- [Goal] Write out each line that follows exactly as it stands, without the pictures.

- [Records from a collection of figures]
***

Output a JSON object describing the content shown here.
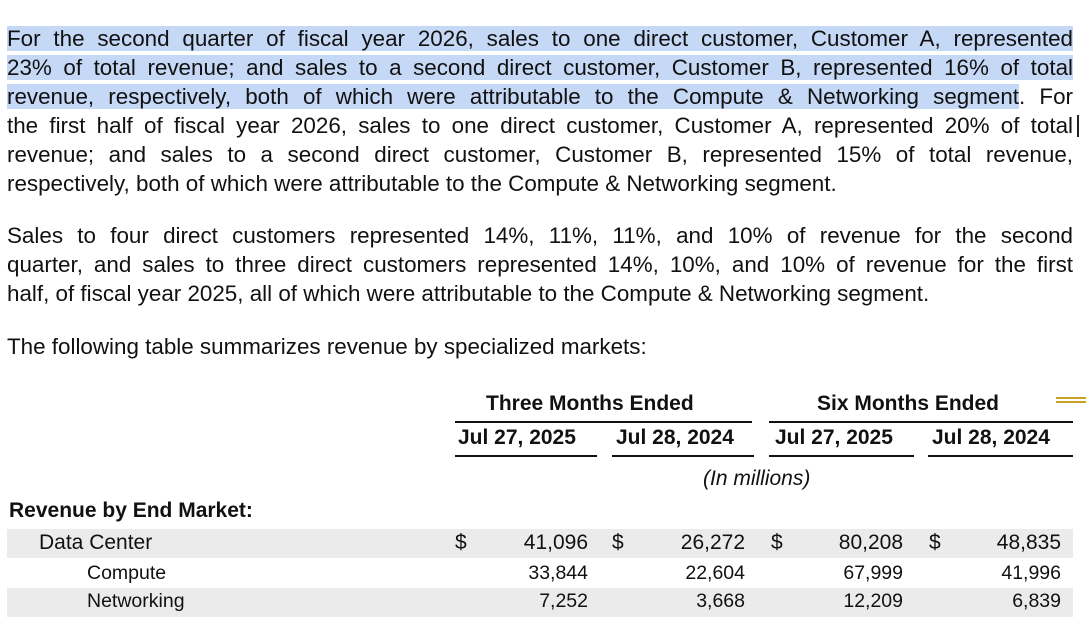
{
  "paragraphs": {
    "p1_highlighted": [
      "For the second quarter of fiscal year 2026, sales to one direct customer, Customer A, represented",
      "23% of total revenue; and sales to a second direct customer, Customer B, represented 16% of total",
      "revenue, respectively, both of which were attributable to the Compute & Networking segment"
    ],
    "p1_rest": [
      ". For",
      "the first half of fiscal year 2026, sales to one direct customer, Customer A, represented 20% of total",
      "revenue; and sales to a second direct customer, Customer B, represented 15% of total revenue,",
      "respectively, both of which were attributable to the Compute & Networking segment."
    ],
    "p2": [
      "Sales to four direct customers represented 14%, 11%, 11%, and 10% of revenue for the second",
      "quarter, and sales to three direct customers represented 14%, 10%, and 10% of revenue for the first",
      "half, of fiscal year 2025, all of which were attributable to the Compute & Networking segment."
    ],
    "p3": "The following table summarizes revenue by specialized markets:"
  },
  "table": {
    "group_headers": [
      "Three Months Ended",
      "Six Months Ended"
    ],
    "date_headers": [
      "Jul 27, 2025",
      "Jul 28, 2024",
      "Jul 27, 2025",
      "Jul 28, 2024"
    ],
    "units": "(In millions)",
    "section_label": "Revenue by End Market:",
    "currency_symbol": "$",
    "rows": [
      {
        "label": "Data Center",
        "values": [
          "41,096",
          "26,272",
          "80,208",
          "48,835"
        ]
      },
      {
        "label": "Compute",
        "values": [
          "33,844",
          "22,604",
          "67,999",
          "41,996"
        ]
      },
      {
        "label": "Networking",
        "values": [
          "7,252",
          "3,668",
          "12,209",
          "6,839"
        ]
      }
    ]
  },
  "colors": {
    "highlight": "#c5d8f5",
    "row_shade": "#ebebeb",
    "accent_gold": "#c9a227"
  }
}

***

- [Exercise result]
Output a JSON object describing the content shown here.
{
  "paragraphs": {
    "p1_highlighted": [
      "For the second quarter of fiscal year 2026, sales to one direct customer, Customer A, represented",
      "23% of total revenue; and sales to a second direct customer, Customer B, represented 16% of total",
      "revenue, respectively, both of which were attributable to the Compute & Networking segment"
    ],
    "p1_rest": [
      ". For",
      "the first half of fiscal year 2026, sales to one direct customer, Customer A, represented 20% of total",
      "revenue; and sales to a second direct customer, Customer B, represented 15% of total revenue,",
      "respectively, both of which were attributable to the Compute & Networking segment."
    ],
    "p2": [
      "Sales to four direct customers represented 14%, 11%, 11%, and 10% of revenue for the second",
      "quarter, and sales to three direct customers represented 14%, 10%, and 10% of revenue for the first",
      "half, of fiscal year 2025, all of which were attributable to the Compute & Networking segment."
    ],
    "p3": "The following table summarizes revenue by specialized markets:"
  },
  "table": {
    "group_headers": [
      "Three Months Ended",
      "Six Months Ended"
    ],
    "date_headers": [
      "Jul 27, 2025",
      "Jul 28, 2024",
      "Jul 27, 2025",
      "Jul 28, 2024"
    ],
    "units": "(In millions)",
    "section_label": "Revenue by End Market:",
    "currency_symbol": "$",
    "rows": [
      {
        "label": "Data Center",
        "values": [
          "41,096",
          "26,272",
          "80,208",
          "48,835"
        ]
      },
      {
        "label": "Compute",
        "values": [
          "33,844",
          "22,604",
          "67,999",
          "41,996"
        ]
      },
      {
        "label": "Networking",
        "values": [
          "7,252",
          "3,668",
          "12,209",
          "6,839"
        ]
      }
    ]
  },
  "colors": {
    "highlight": "#c5d8f5",
    "row_shade": "#ebebeb",
    "accent_gold": "#c9a227"
  }
}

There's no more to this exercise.